### Set task:
All lines in which the word "information" occurs are to be extracted.

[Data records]

^^^^^^^^^^^^^^^^

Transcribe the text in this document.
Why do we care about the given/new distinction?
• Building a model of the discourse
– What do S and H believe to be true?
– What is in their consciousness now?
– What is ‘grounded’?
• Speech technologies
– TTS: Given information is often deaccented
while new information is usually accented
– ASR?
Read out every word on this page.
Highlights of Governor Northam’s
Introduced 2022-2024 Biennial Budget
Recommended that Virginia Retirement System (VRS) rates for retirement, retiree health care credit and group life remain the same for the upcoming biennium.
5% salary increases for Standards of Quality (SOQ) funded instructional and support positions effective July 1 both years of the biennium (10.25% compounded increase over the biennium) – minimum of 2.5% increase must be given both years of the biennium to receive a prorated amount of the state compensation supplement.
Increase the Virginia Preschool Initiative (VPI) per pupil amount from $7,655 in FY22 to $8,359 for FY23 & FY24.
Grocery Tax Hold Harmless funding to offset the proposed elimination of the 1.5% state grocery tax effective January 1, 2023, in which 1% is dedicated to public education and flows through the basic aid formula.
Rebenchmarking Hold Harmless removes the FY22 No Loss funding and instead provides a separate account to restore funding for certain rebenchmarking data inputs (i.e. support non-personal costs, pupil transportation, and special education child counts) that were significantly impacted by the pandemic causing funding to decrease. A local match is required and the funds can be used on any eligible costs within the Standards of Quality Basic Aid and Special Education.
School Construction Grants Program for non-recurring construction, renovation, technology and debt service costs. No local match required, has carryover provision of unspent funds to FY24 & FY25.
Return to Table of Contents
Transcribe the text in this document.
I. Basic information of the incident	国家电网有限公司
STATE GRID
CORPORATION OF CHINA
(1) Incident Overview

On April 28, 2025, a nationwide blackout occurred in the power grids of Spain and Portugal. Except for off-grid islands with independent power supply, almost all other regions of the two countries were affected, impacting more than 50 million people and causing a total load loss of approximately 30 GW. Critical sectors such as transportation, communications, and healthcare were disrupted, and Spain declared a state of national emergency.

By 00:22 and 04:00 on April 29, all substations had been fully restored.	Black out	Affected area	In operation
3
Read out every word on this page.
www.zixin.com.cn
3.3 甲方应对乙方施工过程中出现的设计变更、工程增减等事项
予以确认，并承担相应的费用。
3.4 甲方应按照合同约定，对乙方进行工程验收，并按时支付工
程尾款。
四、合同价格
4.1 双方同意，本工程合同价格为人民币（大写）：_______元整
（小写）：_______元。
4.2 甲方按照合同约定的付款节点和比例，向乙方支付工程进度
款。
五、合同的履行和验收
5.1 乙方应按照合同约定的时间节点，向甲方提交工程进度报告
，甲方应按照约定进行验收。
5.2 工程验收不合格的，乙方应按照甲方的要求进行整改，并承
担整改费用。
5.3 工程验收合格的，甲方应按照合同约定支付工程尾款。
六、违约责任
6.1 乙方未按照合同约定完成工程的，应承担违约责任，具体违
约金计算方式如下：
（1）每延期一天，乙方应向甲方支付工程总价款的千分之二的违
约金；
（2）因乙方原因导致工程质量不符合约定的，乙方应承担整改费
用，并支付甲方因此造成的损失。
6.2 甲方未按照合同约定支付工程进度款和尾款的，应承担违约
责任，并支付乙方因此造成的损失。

^^^^^^^^^^^^^^^^

### Result of this task:
– TTS: Given information is often deaccented
while new information is usually accented
I. Basic information of the incident	国家电网有限公司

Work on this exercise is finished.